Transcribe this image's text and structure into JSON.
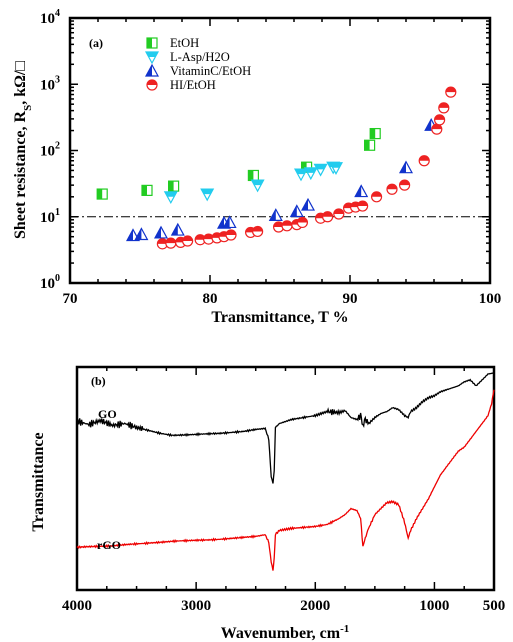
{
  "chart_data": [
    {
      "type": "scatter",
      "panel_label": "(a)",
      "xlabel": "Transmittance, T %",
      "ylabel": "Sheet resistance, R",
      "ylabel_sub": "S",
      "ylabel_unit": ", kΩ/□",
      "xlim": [
        70,
        100
      ],
      "ylim": [
        1,
        10000
      ],
      "yscale": "log",
      "xticks": [
        "70",
        "80",
        "90",
        "100"
      ],
      "yticks": [
        {
          "base": "10",
          "exp": "0"
        },
        {
          "base": "10",
          "exp": "1"
        },
        {
          "base": "10",
          "exp": "2"
        },
        {
          "base": "10",
          "exp": "3"
        },
        {
          "base": "10",
          "exp": "4"
        }
      ],
      "reference_line_y": 10,
      "legend_position": "top-left",
      "series": [
        {
          "name": "EtOH",
          "marker": "square-half",
          "color": "#22cc22",
          "x": [
            72.3,
            75.5,
            77.4,
            83.1,
            86.9,
            91.4,
            91.8
          ],
          "y": [
            22,
            25,
            29,
            42,
            56,
            120,
            180
          ]
        },
        {
          "name": "L-Asp/H2O",
          "marker": "triangle-down-half",
          "color": "#22ccee",
          "x": [
            77.2,
            79.8,
            83.4,
            86.5,
            87.2,
            87.9,
            88.8,
            89.0
          ],
          "y": [
            20,
            22,
            30,
            44,
            46,
            52,
            56,
            55
          ]
        },
        {
          "name": "VitaminC/EtOH",
          "marker": "triangle-up-half",
          "color": "#1133cc",
          "x": [
            74.5,
            75.1,
            76.5,
            77.7,
            81.0,
            81.4,
            84.7,
            86.2,
            87.0,
            90.8,
            94.0,
            95.8
          ],
          "y": [
            5.2,
            5.4,
            5.7,
            6.3,
            8.0,
            8.2,
            10.5,
            12.0,
            15.0,
            24.0,
            55.0,
            240.0
          ]
        },
        {
          "name": "HI/EtOH",
          "marker": "circle-half",
          "color": "#ee2222",
          "x": [
            76.6,
            77.2,
            77.9,
            78.4,
            79.3,
            79.9,
            80.5,
            81.0,
            81.5,
            82.9,
            83.4,
            84.9,
            85.5,
            86.2,
            86.6,
            87.9,
            88.4,
            89.2,
            89.9,
            90.4,
            90.9,
            91.9,
            93.0,
            93.9,
            95.3,
            96.2,
            96.4,
            96.7,
            97.2
          ],
          "y": [
            3.9,
            4.0,
            4.1,
            4.3,
            4.5,
            4.6,
            4.8,
            5.0,
            5.3,
            5.8,
            6.0,
            7.0,
            7.3,
            7.6,
            8.2,
            9.5,
            10.0,
            11.0,
            13.5,
            14.0,
            14.5,
            20.0,
            26.0,
            30.0,
            70.0,
            210.0,
            290.0,
            440.0,
            760.0
          ]
        }
      ]
    },
    {
      "type": "line",
      "panel_label": "(b)",
      "xlabel": "Wavenumber, cm",
      "xlabel_sup": "-1",
      "ylabel": "Transmittance",
      "xlim": [
        4000,
        500
      ],
      "xticks": [
        "4000",
        "3000",
        "2000",
        "1000",
        "500"
      ],
      "xtick_values": [
        4000,
        3000,
        2000,
        1000,
        500
      ],
      "ylim": [
        0,
        1
      ],
      "series": [
        {
          "name": "GO",
          "color": "#000000",
          "x": [
            4000,
            3900,
            3800,
            3700,
            3600,
            3500,
            3400,
            3300,
            3200,
            3100,
            3000,
            2900,
            2800,
            2700,
            2600,
            2500,
            2420,
            2390,
            2370,
            2355,
            2345,
            2335,
            2300,
            2250,
            2200,
            2100,
            2000,
            1950,
            1900,
            1800,
            1750,
            1700,
            1650,
            1620,
            1600,
            1580,
            1550,
            1500,
            1450,
            1400,
            1350,
            1300,
            1250,
            1220,
            1200,
            1150,
            1100,
            1050,
            1000,
            950,
            900,
            850,
            800,
            750,
            700,
            650,
            600,
            550,
            500
          ],
          "y": [
            0.752,
            0.735,
            0.755,
            0.73,
            0.74,
            0.72,
            0.705,
            0.69,
            0.68,
            0.682,
            0.685,
            0.688,
            0.69,
            0.695,
            0.7,
            0.71,
            0.715,
            0.66,
            0.47,
            0.44,
            0.5,
            0.72,
            0.74,
            0.75,
            0.76,
            0.77,
            0.78,
            0.79,
            0.8,
            0.795,
            0.805,
            0.77,
            0.76,
            0.78,
            0.73,
            0.76,
            0.74,
            0.77,
            0.79,
            0.8,
            0.82,
            0.81,
            0.78,
            0.77,
            0.8,
            0.82,
            0.85,
            0.87,
            0.88,
            0.9,
            0.91,
            0.92,
            0.93,
            0.95,
            0.96,
            0.93,
            0.96,
            0.99,
            0.995
          ]
        },
        {
          "name": "rGO",
          "color": "#ee0000",
          "x": [
            4000,
            3900,
            3800,
            3700,
            3600,
            3500,
            3400,
            3300,
            3200,
            3100,
            3000,
            2900,
            2800,
            2700,
            2600,
            2500,
            2420,
            2390,
            2370,
            2355,
            2345,
            2335,
            2300,
            2250,
            2200,
            2100,
            2000,
            1900,
            1800,
            1750,
            1700,
            1650,
            1620,
            1600,
            1580,
            1560,
            1500,
            1450,
            1400,
            1350,
            1300,
            1250,
            1220,
            1200,
            1150,
            1100,
            1050,
            1000,
            950,
            900,
            850,
            800,
            750,
            700,
            650,
            600,
            550,
            520,
            500
          ],
          "y": [
            0.115,
            0.118,
            0.12,
            0.122,
            0.128,
            0.132,
            0.136,
            0.14,
            0.145,
            0.148,
            0.15,
            0.152,
            0.155,
            0.16,
            0.165,
            0.17,
            0.178,
            0.14,
            0.04,
            0.0,
            0.06,
            0.18,
            0.2,
            0.205,
            0.21,
            0.215,
            0.22,
            0.23,
            0.26,
            0.28,
            0.31,
            0.3,
            0.26,
            0.12,
            0.16,
            0.2,
            0.28,
            0.31,
            0.34,
            0.345,
            0.33,
            0.24,
            0.16,
            0.2,
            0.26,
            0.31,
            0.36,
            0.42,
            0.48,
            0.52,
            0.56,
            0.6,
            0.62,
            0.66,
            0.7,
            0.74,
            0.78,
            0.84,
            0.91
          ]
        }
      ]
    }
  ]
}
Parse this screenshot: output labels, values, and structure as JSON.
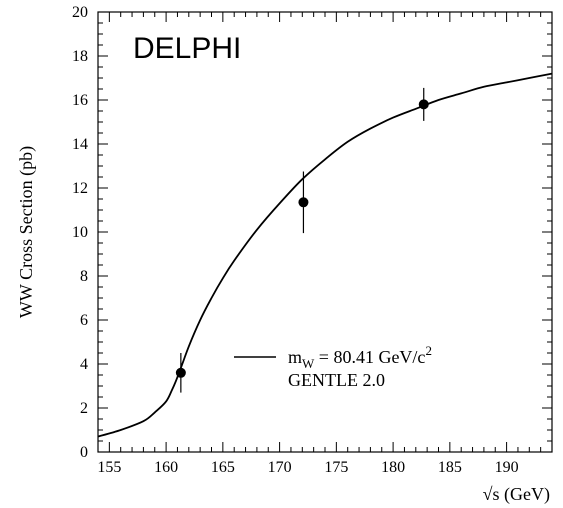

■ ■ ■ ■

→ Exercise task:
Copy every record above exactly, leaving out the pictures.

→ Solution for this exercise:
Transcribe this image's text and structure into JSON.
{
  "chart_data": [
    {
      "type": "scatter",
      "panel_label": "(a)",
      "xlabel": "Transmittance, T %",
      "ylabel": "Sheet resistance, R",
      "ylabel_sub": "S",
      "ylabel_unit": ", kΩ/□",
      "xlim": [
        70,
        100
      ],
      "ylim": [
        1,
        10000
      ],
      "yscale": "log",
      "xticks": [
        "70",
        "80",
        "90",
        "100"
      ],
      "yticks": [
        {
          "base": "10",
          "exp": "0"
        },
        {
          "base": "10",
          "exp": "1"
        },
        {
          "base": "10",
          "exp": "2"
        },
        {
          "base": "10",
          "exp": "3"
        },
        {
          "base": "10",
          "exp": "4"
        }
      ],
      "reference_line_y": 10,
      "legend_position": "top-left",
      "series": [
        {
          "name": "EtOH",
          "marker": "square-half",
          "color": "#22cc22",
          "x": [
            72.3,
            75.5,
            77.4,
            83.1,
            86.9,
            91.4,
            91.8
          ],
          "y": [
            22,
            25,
            29,
            42,
            56,
            120,
            180
          ]
        },
        {
          "name": "L-Asp/H2O",
          "marker": "triangle-down-half",
          "color": "#22ccee",
          "x": [
            77.2,
            79.8,
            83.4,
            86.5,
            87.2,
            87.9,
            88.8,
            89.0
          ],
          "y": [
            20,
            22,
            30,
            44,
            46,
            52,
            56,
            55
          ]
        },
        {
          "name": "VitaminC/EtOH",
          "marker": "triangle-up-half",
          "color": "#1133cc",
          "x": [
            74.5,
            75.1,
            76.5,
            77.7,
            81.0,
            81.4,
            84.7,
            86.2,
            87.0,
            90.8,
            94.0,
            95.8
          ],
          "y": [
            5.2,
            5.4,
            5.7,
            6.3,
            8.0,
            8.2,
            10.5,
            12.0,
            15.0,
            24.0,
            55.0,
            240.0
          ]
        },
        {
          "name": "HI/EtOH",
          "marker": "circle-half",
          "color": "#ee2222",
          "x": [
            76.6,
            77.2,
            77.9,
            78.4,
            79.3,
            79.9,
            80.5,
            81.0,
            81.5,
            82.9,
            83.4,
            84.9,
            85.5,
            86.2,
            86.6,
            87.9,
            88.4,
            89.2,
            89.9,
            90.4,
            90.9,
            91.9,
            93.0,
            93.9,
            95.3,
            96.2,
            96.4,
            96.7,
            97.2
          ],
          "y": [
            3.9,
            4.0,
            4.1,
            4.3,
            4.5,
            4.6,
            4.8,
            5.0,
            5.3,
            5.8,
            6.0,
            7.0,
            7.3,
            7.6,
            8.2,
            9.5,
            10.0,
            11.0,
            13.5,
            14.0,
            14.5,
            20.0,
            26.0,
            30.0,
            70.0,
            210.0,
            290.0,
            440.0,
            760.0
          ]
        }
      ]
    },
    {
      "type": "line",
      "panel_label": "(b)",
      "xlabel": "Wavenumber, cm",
      "xlabel_sup": "-1",
      "ylabel": "Transmittance",
      "xlim": [
        4000,
        500
      ],
      "xticks": [
        "4000",
        "3000",
        "2000",
        "1000",
        "500"
      ],
      "xtick_values": [
        4000,
        3000,
        2000,
        1000,
        500
      ],
      "ylim": [
        0,
        1
      ],
      "series": [
        {
          "name": "GO",
          "color": "#000000",
          "x": [
            4000,
            3900,
            3800,
            3700,
            3600,
            3500,
            3400,
            3300,
            3200,
            3100,
            3000,
            2900,
            2800,
            2700,
            2600,
            2500,
            2420,
            2390,
            2370,
            2355,
            2345,
            2335,
            2300,
            2250,
            2200,
            2100,
            2000,
            1950,
            1900,
            1800,
            1750,
            1700,
            1650,
            1620,
            1600,
            1580,
            1550,
            1500,
            1450,
            1400,
            1350,
            1300,
            1250,
            1220,
            1200,
            1150,
            1100,
            1050,
            1000,
            950,
            900,
            850,
            800,
            750,
            700,
            650,
            600,
            550,
            500
          ],
          "y": [
            0.752,
            0.735,
            0.755,
            0.73,
            0.74,
            0.72,
            0.705,
            0.69,
            0.68,
            0.682,
            0.685,
            0.688,
            0.69,
            0.695,
            0.7,
            0.71,
            0.715,
            0.66,
            0.47,
            0.44,
            0.5,
            0.72,
            0.74,
            0.75,
            0.76,
            0.77,
            0.78,
            0.79,
            0.8,
            0.795,
            0.805,
            0.77,
            0.76,
            0.78,
            0.73,
            0.76,
            0.74,
            0.77,
            0.79,
            0.8,
            0.82,
            0.81,
            0.78,
            0.77,
            0.8,
            0.82,
            0.85,
            0.87,
            0.88,
            0.9,
            0.91,
            0.92,
            0.93,
            0.95,
            0.96,
            0.93,
            0.96,
            0.99,
            0.995
          ]
        },
        {
          "name": "rGO",
          "color": "#ee0000",
          "x": [
            4000,
            3900,
            3800,
            3700,
            3600,
            3500,
            3400,
            3300,
            3200,
            3100,
            3000,
            2900,
            2800,
            2700,
            2600,
            2500,
            2420,
            2390,
            2370,
            2355,
            2345,
            2335,
            2300,
            2250,
            2200,
            2100,
            2000,
            1900,
            1800,
            1750,
            1700,
            1650,
            1620,
            1600,
            1580,
            1560,
            1500,
            1450,
            1400,
            1350,
            1300,
            1250,
            1220,
            1200,
            1150,
            1100,
            1050,
            1000,
            950,
            900,
            850,
            800,
            750,
            700,
            650,
            600,
            550,
            520,
            500
          ],
          "y": [
            0.115,
            0.118,
            0.12,
            0.122,
            0.128,
            0.132,
            0.136,
            0.14,
            0.145,
            0.148,
            0.15,
            0.152,
            0.155,
            0.16,
            0.165,
            0.17,
            0.178,
            0.14,
            0.04,
            0.0,
            0.06,
            0.18,
            0.2,
            0.205,
            0.21,
            0.215,
            0.22,
            0.23,
            0.26,
            0.28,
            0.31,
            0.3,
            0.26,
            0.12,
            0.16,
            0.2,
            0.28,
            0.31,
            0.34,
            0.345,
            0.33,
            0.24,
            0.16,
            0.2,
            0.26,
            0.31,
            0.36,
            0.42,
            0.48,
            0.52,
            0.56,
            0.6,
            0.62,
            0.66,
            0.7,
            0.74,
            0.78,
            0.84,
            0.91
          ]
        }
      ]
    }
  ]
}
Parse this screenshot: output labels, values, and structure as JSON.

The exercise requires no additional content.